# Stored records
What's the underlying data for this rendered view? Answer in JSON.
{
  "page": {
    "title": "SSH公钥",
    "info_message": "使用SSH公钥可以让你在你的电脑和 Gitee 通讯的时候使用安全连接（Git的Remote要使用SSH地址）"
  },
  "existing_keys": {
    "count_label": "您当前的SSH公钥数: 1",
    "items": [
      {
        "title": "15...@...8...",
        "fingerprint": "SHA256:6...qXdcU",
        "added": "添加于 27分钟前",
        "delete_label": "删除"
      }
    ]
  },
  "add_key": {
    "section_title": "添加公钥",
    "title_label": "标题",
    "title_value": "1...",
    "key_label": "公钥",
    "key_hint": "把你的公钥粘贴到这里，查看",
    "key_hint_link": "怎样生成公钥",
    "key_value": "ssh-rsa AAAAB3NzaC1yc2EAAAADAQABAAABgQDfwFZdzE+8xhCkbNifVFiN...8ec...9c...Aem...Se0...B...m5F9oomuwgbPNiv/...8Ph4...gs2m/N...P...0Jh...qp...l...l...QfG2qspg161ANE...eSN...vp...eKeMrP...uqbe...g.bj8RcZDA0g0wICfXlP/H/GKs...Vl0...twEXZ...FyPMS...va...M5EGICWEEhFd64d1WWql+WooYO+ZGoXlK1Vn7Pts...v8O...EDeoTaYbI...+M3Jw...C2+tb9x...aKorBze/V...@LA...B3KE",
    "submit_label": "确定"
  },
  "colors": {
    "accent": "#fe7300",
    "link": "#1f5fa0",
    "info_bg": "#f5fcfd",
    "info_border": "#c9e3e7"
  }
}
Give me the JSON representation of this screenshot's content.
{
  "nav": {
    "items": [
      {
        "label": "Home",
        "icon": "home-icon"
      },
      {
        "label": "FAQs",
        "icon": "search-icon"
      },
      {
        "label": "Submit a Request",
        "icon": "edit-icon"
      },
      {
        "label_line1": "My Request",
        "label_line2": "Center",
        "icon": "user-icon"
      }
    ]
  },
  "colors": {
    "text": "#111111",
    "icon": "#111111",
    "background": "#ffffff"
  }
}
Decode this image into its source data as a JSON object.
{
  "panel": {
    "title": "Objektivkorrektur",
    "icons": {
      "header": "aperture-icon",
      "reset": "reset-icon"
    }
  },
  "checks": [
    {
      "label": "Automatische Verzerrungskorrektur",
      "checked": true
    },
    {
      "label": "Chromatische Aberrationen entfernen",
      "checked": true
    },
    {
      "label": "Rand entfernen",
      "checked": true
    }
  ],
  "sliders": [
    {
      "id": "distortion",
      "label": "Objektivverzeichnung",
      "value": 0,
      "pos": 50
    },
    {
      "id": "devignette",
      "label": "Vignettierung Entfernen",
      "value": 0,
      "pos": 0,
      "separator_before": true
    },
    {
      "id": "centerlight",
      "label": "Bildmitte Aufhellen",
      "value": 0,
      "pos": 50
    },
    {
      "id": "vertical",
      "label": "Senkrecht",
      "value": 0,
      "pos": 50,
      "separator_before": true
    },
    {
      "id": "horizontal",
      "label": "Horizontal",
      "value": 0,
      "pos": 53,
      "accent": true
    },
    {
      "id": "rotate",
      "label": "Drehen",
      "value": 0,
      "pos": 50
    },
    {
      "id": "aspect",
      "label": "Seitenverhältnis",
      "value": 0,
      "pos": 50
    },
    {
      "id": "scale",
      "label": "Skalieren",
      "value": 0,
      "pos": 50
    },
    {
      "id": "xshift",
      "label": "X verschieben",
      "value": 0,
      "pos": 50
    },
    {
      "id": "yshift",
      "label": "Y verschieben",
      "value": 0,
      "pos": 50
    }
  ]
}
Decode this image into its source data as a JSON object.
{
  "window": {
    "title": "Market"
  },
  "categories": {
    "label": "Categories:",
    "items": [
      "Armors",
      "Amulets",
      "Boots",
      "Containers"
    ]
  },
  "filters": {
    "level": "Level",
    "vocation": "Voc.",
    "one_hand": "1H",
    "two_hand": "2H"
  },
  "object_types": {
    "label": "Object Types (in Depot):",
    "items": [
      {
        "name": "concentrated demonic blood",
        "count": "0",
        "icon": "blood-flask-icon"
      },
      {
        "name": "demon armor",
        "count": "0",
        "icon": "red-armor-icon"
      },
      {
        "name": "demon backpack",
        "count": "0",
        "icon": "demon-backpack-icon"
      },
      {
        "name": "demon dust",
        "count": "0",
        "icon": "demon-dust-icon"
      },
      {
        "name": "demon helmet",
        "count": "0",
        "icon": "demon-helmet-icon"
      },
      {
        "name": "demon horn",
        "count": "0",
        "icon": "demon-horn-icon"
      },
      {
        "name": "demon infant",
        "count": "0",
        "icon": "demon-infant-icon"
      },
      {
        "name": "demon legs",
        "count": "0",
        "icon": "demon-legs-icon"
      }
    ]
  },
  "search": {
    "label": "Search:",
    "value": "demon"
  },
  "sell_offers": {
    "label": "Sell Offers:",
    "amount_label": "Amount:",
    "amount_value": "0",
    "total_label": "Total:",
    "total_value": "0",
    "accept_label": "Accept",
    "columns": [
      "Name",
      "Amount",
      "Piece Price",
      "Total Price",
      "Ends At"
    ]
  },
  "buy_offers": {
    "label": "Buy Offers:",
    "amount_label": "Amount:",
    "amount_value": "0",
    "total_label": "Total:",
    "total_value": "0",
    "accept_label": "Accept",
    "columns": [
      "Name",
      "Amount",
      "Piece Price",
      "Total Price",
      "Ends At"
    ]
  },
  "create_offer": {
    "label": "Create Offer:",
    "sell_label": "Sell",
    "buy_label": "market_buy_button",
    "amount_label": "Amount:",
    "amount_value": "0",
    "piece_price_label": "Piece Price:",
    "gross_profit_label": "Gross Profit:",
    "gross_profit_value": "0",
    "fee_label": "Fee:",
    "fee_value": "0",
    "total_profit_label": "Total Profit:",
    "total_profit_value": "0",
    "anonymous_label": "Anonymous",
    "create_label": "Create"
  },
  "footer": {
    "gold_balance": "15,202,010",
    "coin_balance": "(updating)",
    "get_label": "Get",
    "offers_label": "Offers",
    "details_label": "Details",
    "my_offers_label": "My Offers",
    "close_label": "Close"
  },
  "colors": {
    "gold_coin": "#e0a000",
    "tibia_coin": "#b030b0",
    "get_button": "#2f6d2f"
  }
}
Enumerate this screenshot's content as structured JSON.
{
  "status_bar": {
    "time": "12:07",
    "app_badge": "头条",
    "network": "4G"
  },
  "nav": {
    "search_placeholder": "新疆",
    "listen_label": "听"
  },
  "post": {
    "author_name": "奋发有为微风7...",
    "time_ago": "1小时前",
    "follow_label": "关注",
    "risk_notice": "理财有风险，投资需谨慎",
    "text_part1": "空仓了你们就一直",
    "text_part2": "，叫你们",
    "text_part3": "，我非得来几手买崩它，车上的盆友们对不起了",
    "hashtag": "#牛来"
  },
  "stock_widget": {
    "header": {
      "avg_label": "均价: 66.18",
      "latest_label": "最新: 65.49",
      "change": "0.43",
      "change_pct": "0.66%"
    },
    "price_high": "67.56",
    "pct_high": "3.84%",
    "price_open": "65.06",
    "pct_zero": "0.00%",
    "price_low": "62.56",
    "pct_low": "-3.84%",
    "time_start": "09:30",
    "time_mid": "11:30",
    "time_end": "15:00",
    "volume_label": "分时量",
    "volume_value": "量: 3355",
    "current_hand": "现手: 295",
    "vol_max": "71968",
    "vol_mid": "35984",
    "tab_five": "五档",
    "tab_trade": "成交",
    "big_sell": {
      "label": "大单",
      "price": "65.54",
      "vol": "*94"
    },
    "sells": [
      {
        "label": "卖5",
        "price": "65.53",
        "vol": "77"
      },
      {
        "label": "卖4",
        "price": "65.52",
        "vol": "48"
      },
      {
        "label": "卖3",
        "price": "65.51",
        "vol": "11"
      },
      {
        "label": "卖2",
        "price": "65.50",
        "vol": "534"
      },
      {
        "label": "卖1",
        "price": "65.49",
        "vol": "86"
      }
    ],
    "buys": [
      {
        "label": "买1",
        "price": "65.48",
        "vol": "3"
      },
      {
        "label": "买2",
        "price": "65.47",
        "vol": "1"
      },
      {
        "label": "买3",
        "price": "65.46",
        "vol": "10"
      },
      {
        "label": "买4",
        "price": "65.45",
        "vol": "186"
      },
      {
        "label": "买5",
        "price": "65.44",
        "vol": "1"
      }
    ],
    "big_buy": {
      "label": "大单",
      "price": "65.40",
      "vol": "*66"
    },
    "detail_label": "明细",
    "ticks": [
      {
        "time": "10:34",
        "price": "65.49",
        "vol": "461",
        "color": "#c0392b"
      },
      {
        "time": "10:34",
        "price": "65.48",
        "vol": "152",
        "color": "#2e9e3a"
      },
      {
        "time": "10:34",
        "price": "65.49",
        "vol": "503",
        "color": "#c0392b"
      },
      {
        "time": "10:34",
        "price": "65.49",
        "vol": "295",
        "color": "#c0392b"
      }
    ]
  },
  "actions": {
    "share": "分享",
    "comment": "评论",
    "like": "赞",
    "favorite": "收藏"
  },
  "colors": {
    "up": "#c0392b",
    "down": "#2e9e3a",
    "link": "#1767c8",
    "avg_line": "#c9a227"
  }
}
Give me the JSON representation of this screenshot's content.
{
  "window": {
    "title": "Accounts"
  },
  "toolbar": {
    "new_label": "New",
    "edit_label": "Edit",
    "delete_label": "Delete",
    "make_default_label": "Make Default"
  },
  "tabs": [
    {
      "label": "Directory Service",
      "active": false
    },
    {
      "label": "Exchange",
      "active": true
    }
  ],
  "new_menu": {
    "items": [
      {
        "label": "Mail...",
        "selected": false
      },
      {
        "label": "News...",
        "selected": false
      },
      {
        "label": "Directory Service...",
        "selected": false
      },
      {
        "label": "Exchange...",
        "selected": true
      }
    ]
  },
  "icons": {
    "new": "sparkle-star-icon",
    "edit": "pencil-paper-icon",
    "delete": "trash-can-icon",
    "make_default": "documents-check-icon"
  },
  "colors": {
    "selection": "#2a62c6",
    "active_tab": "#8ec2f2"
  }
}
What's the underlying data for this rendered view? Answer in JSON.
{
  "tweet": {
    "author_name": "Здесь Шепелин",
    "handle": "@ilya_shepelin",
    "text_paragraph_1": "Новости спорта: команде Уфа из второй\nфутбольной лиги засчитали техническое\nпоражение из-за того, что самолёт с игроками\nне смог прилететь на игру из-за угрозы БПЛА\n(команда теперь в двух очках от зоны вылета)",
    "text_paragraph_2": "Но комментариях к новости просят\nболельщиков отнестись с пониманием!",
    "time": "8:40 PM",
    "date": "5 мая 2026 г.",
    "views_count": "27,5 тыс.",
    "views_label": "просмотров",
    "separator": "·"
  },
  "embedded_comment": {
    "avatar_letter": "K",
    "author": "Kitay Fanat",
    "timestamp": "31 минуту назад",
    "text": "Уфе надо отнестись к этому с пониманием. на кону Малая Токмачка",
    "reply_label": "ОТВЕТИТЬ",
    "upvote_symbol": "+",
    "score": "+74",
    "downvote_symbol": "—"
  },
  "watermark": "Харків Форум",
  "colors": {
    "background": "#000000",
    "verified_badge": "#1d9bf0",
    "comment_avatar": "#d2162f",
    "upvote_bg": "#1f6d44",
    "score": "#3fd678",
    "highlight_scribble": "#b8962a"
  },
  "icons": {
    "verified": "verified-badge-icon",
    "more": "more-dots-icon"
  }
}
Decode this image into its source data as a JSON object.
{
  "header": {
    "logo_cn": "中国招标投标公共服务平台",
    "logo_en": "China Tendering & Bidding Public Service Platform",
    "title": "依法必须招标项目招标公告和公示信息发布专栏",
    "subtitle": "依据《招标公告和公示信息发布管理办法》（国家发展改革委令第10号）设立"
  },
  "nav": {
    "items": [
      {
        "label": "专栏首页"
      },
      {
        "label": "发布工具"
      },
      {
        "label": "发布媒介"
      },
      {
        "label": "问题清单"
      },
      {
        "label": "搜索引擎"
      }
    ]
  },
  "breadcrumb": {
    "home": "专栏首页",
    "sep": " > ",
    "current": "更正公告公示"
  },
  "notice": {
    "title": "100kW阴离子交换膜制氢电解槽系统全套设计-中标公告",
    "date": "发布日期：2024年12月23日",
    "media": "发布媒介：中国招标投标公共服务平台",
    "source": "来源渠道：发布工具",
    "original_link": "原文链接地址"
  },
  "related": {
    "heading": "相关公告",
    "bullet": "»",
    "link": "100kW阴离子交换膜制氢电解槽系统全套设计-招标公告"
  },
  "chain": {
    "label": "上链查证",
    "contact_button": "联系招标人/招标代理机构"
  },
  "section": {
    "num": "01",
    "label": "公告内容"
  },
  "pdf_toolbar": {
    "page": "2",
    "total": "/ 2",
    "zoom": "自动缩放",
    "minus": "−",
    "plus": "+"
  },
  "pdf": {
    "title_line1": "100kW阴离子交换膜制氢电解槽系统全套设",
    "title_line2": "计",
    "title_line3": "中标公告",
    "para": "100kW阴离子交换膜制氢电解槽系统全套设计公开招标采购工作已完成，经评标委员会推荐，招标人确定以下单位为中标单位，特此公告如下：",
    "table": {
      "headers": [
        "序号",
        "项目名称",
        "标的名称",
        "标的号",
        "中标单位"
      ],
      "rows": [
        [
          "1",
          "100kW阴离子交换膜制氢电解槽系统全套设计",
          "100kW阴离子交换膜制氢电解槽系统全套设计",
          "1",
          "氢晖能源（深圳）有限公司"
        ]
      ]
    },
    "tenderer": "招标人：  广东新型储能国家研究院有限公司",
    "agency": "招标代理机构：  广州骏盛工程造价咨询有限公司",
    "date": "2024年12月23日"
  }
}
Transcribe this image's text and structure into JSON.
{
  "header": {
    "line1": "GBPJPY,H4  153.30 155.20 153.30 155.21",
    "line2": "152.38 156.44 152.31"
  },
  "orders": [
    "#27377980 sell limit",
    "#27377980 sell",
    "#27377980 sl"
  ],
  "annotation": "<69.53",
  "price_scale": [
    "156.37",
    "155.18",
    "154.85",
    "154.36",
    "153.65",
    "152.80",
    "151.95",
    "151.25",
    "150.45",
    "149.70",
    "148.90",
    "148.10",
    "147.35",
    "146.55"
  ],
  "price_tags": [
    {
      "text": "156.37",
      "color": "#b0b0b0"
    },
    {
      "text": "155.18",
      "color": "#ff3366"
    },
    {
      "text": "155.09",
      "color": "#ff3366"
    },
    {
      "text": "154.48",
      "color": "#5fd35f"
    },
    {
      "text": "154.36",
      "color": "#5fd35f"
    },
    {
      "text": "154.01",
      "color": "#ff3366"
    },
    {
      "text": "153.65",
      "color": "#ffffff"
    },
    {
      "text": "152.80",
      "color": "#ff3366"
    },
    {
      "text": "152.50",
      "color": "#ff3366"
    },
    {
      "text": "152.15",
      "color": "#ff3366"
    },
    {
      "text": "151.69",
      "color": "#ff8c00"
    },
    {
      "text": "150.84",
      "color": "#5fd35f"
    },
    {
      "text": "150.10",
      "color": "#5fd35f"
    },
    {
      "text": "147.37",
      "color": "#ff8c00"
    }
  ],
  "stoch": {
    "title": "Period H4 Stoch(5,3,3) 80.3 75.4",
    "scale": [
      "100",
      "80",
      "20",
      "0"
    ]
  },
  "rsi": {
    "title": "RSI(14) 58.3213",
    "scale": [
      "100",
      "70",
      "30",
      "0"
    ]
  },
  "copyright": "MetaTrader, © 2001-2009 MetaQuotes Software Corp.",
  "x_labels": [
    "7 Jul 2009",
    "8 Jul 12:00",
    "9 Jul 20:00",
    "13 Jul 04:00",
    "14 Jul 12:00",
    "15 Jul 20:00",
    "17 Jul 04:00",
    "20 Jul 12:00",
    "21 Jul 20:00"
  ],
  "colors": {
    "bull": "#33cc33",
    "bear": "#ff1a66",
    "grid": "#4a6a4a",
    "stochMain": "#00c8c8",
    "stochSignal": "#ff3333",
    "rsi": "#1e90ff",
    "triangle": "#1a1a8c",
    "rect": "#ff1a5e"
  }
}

# Requirement
Find the word "Request" in the data and show each line that holds it.

# Answer for this exercise
        "label": "Submit a Request",
        "label_line1": "My Request",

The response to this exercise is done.